_GOAL_
Sift the material for lines containing "einladen", and return them.

Data excerpts:
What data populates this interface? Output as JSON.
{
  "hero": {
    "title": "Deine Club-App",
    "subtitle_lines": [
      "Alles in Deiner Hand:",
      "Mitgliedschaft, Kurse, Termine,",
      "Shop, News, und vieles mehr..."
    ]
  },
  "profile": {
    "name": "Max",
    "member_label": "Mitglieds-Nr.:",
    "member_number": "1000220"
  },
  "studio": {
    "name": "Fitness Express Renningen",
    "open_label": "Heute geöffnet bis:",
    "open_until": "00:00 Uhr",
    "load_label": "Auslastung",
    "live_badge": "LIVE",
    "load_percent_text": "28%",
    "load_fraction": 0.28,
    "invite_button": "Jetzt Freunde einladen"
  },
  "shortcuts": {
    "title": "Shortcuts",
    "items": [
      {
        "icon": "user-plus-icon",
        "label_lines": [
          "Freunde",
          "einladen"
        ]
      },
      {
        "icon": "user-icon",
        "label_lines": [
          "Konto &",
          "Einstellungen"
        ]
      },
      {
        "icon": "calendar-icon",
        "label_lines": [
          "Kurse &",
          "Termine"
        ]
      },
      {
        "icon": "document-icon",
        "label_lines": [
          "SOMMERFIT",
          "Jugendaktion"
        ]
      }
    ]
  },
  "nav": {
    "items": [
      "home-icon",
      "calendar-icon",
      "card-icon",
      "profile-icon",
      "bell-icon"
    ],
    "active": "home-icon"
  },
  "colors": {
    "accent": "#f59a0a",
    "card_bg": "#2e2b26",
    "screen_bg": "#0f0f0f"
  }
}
...
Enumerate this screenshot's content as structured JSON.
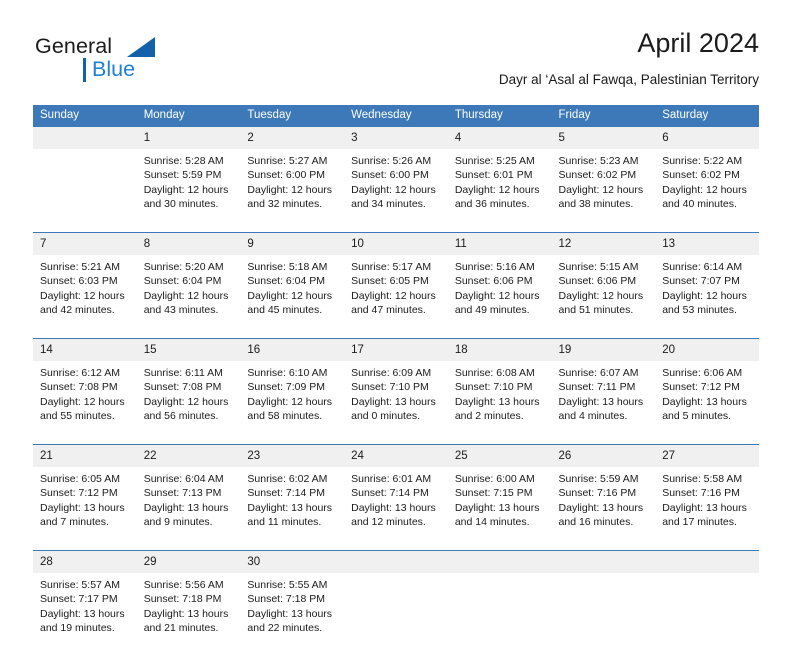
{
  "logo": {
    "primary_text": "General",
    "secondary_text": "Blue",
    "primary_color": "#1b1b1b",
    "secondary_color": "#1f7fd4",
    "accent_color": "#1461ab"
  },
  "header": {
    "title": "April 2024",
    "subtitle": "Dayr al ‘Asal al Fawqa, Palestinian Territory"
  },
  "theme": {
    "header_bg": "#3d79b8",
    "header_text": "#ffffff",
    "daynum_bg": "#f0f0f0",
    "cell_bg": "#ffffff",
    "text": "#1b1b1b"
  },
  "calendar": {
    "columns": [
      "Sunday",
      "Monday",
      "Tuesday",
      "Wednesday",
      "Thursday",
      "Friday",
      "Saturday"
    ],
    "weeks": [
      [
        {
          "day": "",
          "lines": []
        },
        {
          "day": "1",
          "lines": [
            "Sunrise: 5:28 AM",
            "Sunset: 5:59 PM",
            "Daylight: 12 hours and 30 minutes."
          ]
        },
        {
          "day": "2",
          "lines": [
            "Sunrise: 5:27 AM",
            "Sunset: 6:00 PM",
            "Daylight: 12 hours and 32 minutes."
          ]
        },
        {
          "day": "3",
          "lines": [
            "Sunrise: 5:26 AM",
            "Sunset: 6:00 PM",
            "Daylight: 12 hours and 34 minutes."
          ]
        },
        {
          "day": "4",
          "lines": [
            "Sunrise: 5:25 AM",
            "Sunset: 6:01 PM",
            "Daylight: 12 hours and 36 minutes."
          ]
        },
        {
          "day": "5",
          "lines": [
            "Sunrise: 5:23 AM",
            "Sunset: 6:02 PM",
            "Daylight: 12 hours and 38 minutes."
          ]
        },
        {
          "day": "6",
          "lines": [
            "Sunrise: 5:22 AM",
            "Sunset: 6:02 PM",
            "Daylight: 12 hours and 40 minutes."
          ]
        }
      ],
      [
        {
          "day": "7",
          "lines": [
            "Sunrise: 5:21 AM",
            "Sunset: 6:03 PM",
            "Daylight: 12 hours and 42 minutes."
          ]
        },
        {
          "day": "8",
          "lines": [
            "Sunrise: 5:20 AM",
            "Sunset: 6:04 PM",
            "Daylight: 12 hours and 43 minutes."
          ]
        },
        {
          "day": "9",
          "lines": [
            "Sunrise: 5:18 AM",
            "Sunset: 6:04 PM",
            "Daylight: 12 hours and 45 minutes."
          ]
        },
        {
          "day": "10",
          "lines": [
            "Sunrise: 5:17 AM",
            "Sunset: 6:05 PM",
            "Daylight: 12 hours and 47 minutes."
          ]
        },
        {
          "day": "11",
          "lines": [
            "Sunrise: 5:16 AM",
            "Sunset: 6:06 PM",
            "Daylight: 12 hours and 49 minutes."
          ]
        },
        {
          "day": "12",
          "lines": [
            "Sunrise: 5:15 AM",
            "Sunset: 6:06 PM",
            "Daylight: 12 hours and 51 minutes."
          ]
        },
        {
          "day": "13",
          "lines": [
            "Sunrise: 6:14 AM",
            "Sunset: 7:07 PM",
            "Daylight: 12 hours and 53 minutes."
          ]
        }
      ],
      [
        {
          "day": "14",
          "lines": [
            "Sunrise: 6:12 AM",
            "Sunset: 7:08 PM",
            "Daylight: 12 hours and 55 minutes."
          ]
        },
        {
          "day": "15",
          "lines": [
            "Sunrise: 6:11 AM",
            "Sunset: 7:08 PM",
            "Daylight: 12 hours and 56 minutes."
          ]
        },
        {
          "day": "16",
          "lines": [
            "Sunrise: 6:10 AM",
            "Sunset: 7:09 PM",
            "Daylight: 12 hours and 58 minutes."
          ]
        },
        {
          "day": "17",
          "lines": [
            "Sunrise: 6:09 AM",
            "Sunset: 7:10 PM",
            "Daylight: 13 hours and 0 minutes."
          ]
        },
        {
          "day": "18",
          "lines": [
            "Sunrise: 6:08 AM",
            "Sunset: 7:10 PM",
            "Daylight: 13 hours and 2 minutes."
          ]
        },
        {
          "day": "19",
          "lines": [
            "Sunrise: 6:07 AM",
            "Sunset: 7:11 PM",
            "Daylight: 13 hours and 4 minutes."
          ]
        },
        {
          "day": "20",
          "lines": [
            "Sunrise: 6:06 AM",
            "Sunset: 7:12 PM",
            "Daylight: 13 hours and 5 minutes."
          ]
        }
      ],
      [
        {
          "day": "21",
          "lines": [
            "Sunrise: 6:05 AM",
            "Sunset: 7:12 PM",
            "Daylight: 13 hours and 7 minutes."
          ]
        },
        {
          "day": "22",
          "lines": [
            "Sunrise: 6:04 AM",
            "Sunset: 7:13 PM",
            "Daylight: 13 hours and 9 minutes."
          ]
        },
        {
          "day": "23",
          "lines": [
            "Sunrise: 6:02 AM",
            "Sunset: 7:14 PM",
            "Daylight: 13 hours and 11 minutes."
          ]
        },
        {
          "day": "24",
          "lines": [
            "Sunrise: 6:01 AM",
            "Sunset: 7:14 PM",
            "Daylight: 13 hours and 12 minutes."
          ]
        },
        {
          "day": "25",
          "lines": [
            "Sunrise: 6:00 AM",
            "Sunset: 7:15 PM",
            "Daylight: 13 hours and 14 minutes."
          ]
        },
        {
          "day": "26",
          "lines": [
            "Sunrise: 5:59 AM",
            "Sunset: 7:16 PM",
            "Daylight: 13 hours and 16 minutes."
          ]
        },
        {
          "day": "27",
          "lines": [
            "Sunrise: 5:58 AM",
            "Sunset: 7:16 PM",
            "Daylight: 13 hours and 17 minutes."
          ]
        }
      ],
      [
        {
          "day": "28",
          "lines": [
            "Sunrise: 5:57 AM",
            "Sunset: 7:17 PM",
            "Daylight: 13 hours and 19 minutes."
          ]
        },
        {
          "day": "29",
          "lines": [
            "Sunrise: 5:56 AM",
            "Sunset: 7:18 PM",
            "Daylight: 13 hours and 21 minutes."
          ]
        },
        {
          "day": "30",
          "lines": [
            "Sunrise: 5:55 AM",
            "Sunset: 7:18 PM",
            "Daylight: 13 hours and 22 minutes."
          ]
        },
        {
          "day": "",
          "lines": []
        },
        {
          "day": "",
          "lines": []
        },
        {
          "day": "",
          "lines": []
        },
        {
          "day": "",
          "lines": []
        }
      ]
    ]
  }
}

_WRITTEN ANSWER_
    "invite_button": "Jetzt Freunde einladen"
          "einladen"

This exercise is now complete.